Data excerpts
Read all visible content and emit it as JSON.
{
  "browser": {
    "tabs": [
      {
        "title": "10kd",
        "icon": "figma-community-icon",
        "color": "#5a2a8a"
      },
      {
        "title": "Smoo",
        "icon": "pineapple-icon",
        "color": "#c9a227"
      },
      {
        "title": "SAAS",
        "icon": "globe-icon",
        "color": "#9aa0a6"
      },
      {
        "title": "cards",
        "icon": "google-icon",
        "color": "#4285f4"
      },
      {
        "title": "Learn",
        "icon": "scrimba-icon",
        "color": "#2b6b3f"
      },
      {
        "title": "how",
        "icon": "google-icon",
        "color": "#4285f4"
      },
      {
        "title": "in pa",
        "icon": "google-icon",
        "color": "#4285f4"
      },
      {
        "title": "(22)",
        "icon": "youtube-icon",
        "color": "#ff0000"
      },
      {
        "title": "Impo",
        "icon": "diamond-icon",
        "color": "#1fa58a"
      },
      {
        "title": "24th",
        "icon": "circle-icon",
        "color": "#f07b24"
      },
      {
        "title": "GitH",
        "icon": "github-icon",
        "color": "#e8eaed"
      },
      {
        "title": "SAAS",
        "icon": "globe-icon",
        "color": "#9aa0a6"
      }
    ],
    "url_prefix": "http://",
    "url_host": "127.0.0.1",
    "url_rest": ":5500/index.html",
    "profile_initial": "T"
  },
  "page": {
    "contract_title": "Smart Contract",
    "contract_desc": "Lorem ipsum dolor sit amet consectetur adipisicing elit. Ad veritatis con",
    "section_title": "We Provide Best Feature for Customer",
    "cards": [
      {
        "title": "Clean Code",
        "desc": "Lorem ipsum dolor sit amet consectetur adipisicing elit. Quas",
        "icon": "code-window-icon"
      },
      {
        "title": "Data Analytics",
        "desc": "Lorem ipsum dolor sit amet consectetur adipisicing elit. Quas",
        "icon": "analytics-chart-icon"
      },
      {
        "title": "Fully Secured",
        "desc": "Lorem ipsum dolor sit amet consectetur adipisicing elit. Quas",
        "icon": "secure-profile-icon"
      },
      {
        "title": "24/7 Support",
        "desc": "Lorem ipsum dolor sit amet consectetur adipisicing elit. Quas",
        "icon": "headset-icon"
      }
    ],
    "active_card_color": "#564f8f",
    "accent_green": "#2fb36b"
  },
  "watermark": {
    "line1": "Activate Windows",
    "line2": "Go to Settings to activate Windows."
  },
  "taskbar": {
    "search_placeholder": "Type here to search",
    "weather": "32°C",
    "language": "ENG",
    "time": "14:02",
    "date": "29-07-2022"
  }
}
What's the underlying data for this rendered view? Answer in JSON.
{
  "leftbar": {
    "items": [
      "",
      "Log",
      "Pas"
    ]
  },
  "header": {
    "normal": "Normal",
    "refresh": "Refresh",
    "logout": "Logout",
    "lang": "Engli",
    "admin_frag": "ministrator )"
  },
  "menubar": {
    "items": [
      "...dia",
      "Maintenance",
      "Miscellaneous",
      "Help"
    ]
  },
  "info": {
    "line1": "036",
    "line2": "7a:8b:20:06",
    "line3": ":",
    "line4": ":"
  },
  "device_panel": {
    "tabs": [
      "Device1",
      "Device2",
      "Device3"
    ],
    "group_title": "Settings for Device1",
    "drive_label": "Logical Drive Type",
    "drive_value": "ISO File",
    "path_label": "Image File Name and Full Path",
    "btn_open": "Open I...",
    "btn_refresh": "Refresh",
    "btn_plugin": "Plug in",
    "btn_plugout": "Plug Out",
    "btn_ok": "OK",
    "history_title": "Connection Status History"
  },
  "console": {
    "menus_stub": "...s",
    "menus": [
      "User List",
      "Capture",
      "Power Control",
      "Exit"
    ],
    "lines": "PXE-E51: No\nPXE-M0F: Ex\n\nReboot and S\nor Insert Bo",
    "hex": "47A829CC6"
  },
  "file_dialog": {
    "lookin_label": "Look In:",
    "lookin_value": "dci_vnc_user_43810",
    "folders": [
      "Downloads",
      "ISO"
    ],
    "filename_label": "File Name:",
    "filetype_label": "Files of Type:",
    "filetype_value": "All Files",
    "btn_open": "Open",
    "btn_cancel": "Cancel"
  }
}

__Aim__. Give the listing above again, word for word.

__Output below__.
Read all visible content and emit it as JSON.
{
  "browser": {
    "tabs": [
      {
        "title": "10kd",
        "icon": "figma-community-icon",
        "color": "#5a2a8a"
      },
      {
        "title": "Smoo",
        "icon": "pineapple-icon",
        "color": "#c9a227"
      },
      {
        "title": "SAAS",
        "icon": "globe-icon",
        "color": "#9aa0a6"
      },
      {
        "title": "cards",
        "icon": "google-icon",
        "color": "#4285f4"
      },
      {
        "title": "Learn",
        "icon": "scrimba-icon",
        "color": "#2b6b3f"
      },
      {
        "title": "how",
        "icon": "google-icon",
        "color": "#4285f4"
      },
      {
        "title": "in pa",
        "icon": "google-icon",
        "color": "#4285f4"
      },
      {
        "title": "(22)",
        "icon": "youtube-icon",
        "color": "#ff0000"
      },
      {
        "title": "Impo",
        "icon": "diamond-icon",
        "color": "#1fa58a"
      },
      {
        "title": "24th",
        "icon": "circle-icon",
        "color": "#f07b24"
      },
      {
        "title": "GitH",
        "icon": "github-icon",
        "color": "#e8eaed"
      },
      {
        "title": "SAAS",
        "icon": "globe-icon",
        "color": "#9aa0a6"
      }
    ],
    "url_prefix": "http://",
    "url_host": "127.0.0.1",
    "url_rest": ":5500/index.html",
    "profile_initial": "T"
  },
  "page": {
    "contract_title": "Smart Contract",
    "contract_desc": "Lorem ipsum dolor sit amet consectetur adipisicing elit. Ad veritatis con",
    "section_title": "We Provide Best Feature for Customer",
    "cards": [
      {
        "title": "Clean Code",
        "desc": "Lorem ipsum dolor sit amet consectetur adipisicing elit. Quas",
        "icon": "code-window-icon"
      },
      {
        "title": "Data Analytics",
        "desc": "Lorem ipsum dolor sit amet consectetur adipisicing elit. Quas",
        "icon": "analytics-chart-icon"
      },
      {
        "title": "Fully Secured",
        "desc": "Lorem ipsum dolor sit amet consectetur adipisicing elit. Quas",
        "icon": "secure-profile-icon"
      },
      {
        "title": "24/7 Support",
        "desc": "Lorem ipsum dolor sit amet consectetur adipisicing elit. Quas",
        "icon": "headset-icon"
      }
    ],
    "active_card_color": "#564f8f",
    "accent_green": "#2fb36b"
  },
  "watermark": {
    "line1": "Activate Windows",
    "line2": "Go to Settings to activate Windows."
  },
  "taskbar": {
    "search_placeholder": "Type here to search",
    "weather": "32°C",
    "language": "ENG",
    "time": "14:02",
    "date": "29-07-2022"
  }
}
What's the underlying data for this rendered view? Answer in JSON.
{
  "leftbar": {
    "items": [
      "",
      "Log",
      "Pas"
    ]
  },
  "header": {
    "normal": "Normal",
    "refresh": "Refresh",
    "logout": "Logout",
    "lang": "Engli",
    "admin_frag": "ministrator )"
  },
  "menubar": {
    "items": [
      "...dia",
      "Maintenance",
      "Miscellaneous",
      "Help"
    ]
  },
  "info": {
    "line1": "036",
    "line2": "7a:8b:20:06",
    "line3": ":",
    "line4": ":"
  },
  "device_panel": {
    "tabs": [
      "Device1",
      "Device2",
      "Device3"
    ],
    "group_title": "Settings for Device1",
    "drive_label": "Logical Drive Type",
    "drive_value": "ISO File",
    "path_label": "Image File Name and Full Path",
    "btn_open": "Open I...",
    "btn_refresh": "Refresh",
    "btn_plugin": "Plug in",
    "btn_plugout": "Plug Out",
    "btn_ok": "OK",
    "history_title": "Connection Status History"
  },
  "console": {
    "menus_stub": "...s",
    "menus": [
      "User List",
      "Capture",
      "Power Control",
      "Exit"
    ],
    "lines": "PXE-E51: No\nPXE-M0F: Ex\n\nReboot and S\nor Insert Bo",
    "hex": "47A829CC6"
  },
  "file_dialog": {
    "lookin_label": "Look In:",
    "lookin_value": "dci_vnc_user_43810",
    "folders": [
      "Downloads",
      "ISO"
    ],
    "filename_label": "File Name:",
    "filetype_label": "Files of Type:",
    "filetype_value": "All Files",
    "btn_open": "Open",
    "btn_cancel": "Cancel"
  }
}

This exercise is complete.